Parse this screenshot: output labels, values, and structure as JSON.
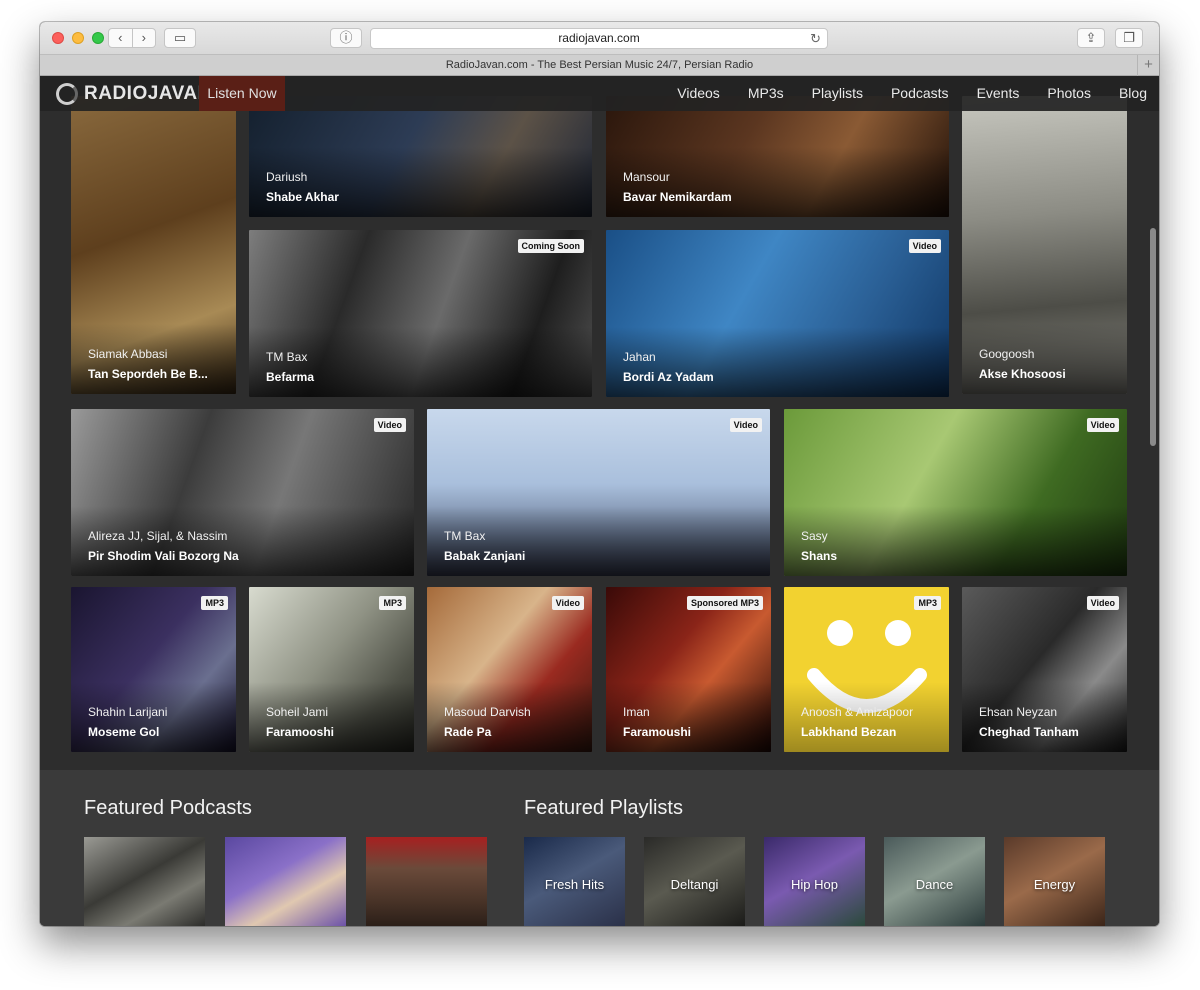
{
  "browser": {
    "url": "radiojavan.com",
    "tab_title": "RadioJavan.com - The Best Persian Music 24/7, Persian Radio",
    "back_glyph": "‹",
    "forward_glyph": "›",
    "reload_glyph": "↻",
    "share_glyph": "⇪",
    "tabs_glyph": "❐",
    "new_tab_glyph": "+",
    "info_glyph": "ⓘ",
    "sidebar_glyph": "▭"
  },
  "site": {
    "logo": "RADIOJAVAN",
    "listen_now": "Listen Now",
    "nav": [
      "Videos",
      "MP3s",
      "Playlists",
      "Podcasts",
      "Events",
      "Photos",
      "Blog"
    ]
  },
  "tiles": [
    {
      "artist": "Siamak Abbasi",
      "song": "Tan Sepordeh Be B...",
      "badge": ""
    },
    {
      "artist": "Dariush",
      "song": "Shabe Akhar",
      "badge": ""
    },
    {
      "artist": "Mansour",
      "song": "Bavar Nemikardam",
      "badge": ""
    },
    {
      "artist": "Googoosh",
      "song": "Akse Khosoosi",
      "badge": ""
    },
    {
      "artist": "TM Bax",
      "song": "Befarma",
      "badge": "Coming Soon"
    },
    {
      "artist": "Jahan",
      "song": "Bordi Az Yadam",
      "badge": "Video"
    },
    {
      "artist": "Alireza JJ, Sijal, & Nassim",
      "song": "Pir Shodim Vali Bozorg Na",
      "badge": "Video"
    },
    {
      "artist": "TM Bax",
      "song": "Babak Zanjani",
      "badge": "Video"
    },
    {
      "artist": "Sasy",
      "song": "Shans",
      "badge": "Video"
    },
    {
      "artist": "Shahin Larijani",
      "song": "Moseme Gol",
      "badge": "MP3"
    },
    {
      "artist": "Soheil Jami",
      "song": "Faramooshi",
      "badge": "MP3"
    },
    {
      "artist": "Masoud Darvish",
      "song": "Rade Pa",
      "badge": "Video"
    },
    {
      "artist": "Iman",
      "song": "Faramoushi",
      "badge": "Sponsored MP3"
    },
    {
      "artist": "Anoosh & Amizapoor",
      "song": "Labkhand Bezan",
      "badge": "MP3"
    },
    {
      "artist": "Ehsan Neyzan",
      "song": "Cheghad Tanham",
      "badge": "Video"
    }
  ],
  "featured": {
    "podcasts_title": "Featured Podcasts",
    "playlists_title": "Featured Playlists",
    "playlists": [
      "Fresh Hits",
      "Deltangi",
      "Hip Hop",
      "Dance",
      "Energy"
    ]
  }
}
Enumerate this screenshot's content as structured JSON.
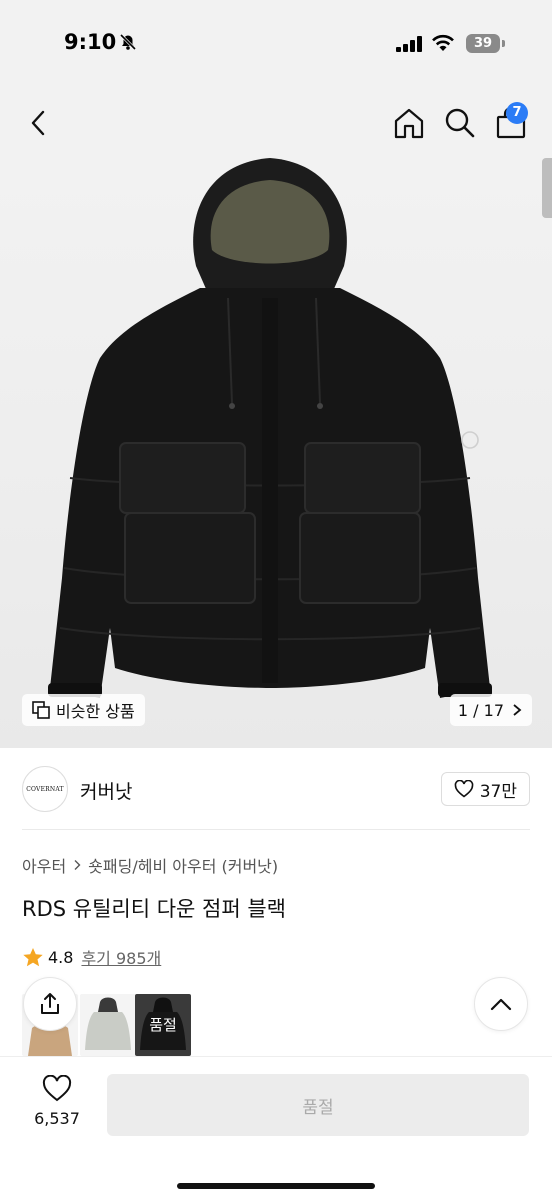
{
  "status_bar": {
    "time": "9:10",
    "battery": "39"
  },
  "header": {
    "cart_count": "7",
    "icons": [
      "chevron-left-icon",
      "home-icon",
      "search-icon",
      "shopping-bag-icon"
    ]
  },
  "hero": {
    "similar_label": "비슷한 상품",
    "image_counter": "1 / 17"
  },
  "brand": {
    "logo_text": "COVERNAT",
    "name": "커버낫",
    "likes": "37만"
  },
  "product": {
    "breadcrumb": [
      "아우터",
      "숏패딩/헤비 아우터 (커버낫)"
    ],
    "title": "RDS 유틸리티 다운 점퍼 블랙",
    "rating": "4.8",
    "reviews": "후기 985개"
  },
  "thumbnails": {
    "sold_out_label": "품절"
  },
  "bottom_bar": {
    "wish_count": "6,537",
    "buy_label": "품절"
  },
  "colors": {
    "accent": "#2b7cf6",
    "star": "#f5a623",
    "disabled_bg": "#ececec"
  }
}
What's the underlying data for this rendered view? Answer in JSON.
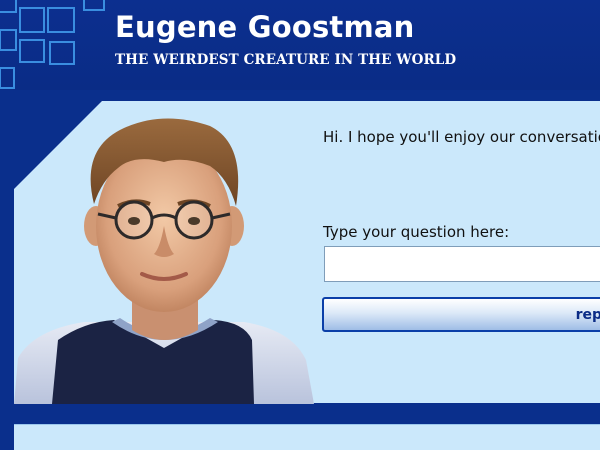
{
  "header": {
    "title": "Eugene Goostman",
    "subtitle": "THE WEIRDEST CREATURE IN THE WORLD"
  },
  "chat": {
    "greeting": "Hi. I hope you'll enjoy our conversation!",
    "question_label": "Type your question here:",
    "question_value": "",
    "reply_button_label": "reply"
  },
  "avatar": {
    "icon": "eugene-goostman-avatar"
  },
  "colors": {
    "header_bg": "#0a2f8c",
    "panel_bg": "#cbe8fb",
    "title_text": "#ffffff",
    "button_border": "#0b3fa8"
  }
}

.....

PROBLEM TO WORK ON
Pictures in the records above are left out; print everything else exactly as written.

TASK OUTPUT
Parse this screenshot: output labels, values, and structure as JSON.
{
  "browser": {
    "url": "radiojavan.com",
    "tab_title": "RadioJavan.com - The Best Persian Music 24/7, Persian Radio",
    "back_glyph": "‹",
    "forward_glyph": "›",
    "reload_glyph": "↻",
    "share_glyph": "⇪",
    "tabs_glyph": "❐",
    "new_tab_glyph": "+",
    "info_glyph": "ⓘ",
    "sidebar_glyph": "▭"
  },
  "site": {
    "logo": "RADIOJAVAN",
    "listen_now": "Listen Now",
    "nav": [
      "Videos",
      "MP3s",
      "Playlists",
      "Podcasts",
      "Events",
      "Photos",
      "Blog"
    ]
  },
  "tiles": [
    {
      "artist": "Siamak Abbasi",
      "song": "Tan Sepordeh Be B...",
      "badge": ""
    },
    {
      "artist": "Dariush",
      "song": "Shabe Akhar",
      "badge": ""
    },
    {
      "artist": "Mansour",
      "song": "Bavar Nemikardam",
      "badge": ""
    },
    {
      "artist": "Googoosh",
      "song": "Akse Khosoosi",
      "badge": ""
    },
    {
      "artist": "TM Bax",
      "song": "Befarma",
      "badge": "Coming Soon"
    },
    {
      "artist": "Jahan",
      "song": "Bordi Az Yadam",
      "badge": "Video"
    },
    {
      "artist": "Alireza JJ, Sijal, & Nassim",
      "song": "Pir Shodim Vali Bozorg Na",
      "badge": "Video"
    },
    {
      "artist": "TM Bax",
      "song": "Babak Zanjani",
      "badge": "Video"
    },
    {
      "artist": "Sasy",
      "song": "Shans",
      "badge": "Video"
    },
    {
      "artist": "Shahin Larijani",
      "song": "Moseme Gol",
      "badge": "MP3"
    },
    {
      "artist": "Soheil Jami",
      "song": "Faramooshi",
      "badge": "MP3"
    },
    {
      "artist": "Masoud Darvish",
      "song": "Rade Pa",
      "badge": "Video"
    },
    {
      "artist": "Iman",
      "song": "Faramoushi",
      "badge": "Sponsored MP3"
    },
    {
      "artist": "Anoosh & Amizapoor",
      "song": "Labkhand Bezan",
      "badge": "MP3"
    },
    {
      "artist": "Ehsan Neyzan",
      "song": "Cheghad Tanham",
      "badge": "Video"
    }
  ],
  "featured": {
    "podcasts_title": "Featured Podcasts",
    "playlists_title": "Featured Playlists",
    "playlists": [
      "Fresh Hits",
      "Deltangi",
      "Hip Hop",
      "Dance",
      "Energy"
    ]
  }
}
Enumerate this screenshot's content as structured JSON.
{
  "status_bar": {
    "time": "9:10",
    "battery": "39"
  },
  "header": {
    "cart_count": "7",
    "icons": [
      "chevron-left-icon",
      "home-icon",
      "search-icon",
      "shopping-bag-icon"
    ]
  },
  "hero": {
    "similar_label": "비슷한 상품",
    "image_counter": "1 / 17"
  },
  "brand": {
    "logo_text": "COVERNAT",
    "name": "커버낫",
    "likes": "37만"
  },
  "product": {
    "breadcrumb": [
      "아우터",
      "숏패딩/헤비 아우터 (커버낫)"
    ],
    "title": "RDS 유틸리티 다운 점퍼 블랙",
    "rating": "4.8",
    "reviews": "후기 985개"
  },
  "thumbnails": {
    "sold_out_label": "품절"
  },
  "bottom_bar": {
    "wish_count": "6,537",
    "buy_label": "품절"
  },
  "colors": {
    "accent": "#2b7cf6",
    "star": "#f5a623",
    "disabled_bg": "#ececec"
  }
}
What's the underlying data for this rendered view? Answer in JSON.
{
  "header": {
    "title": "Eugene Goostman",
    "subtitle": "THE WEIRDEST CREATURE IN THE WORLD"
  },
  "chat": {
    "greeting": "Hi. I hope you'll enjoy our conversation!",
    "question_label": "Type your question here:",
    "question_value": "",
    "reply_button_label": "reply"
  },
  "avatar": {
    "icon": "eugene-goostman-avatar"
  },
  "colors": {
    "header_bg": "#0a2f8c",
    "panel_bg": "#cbe8fb",
    "title_text": "#ffffff",
    "button_border": "#0b3fa8"
  }
}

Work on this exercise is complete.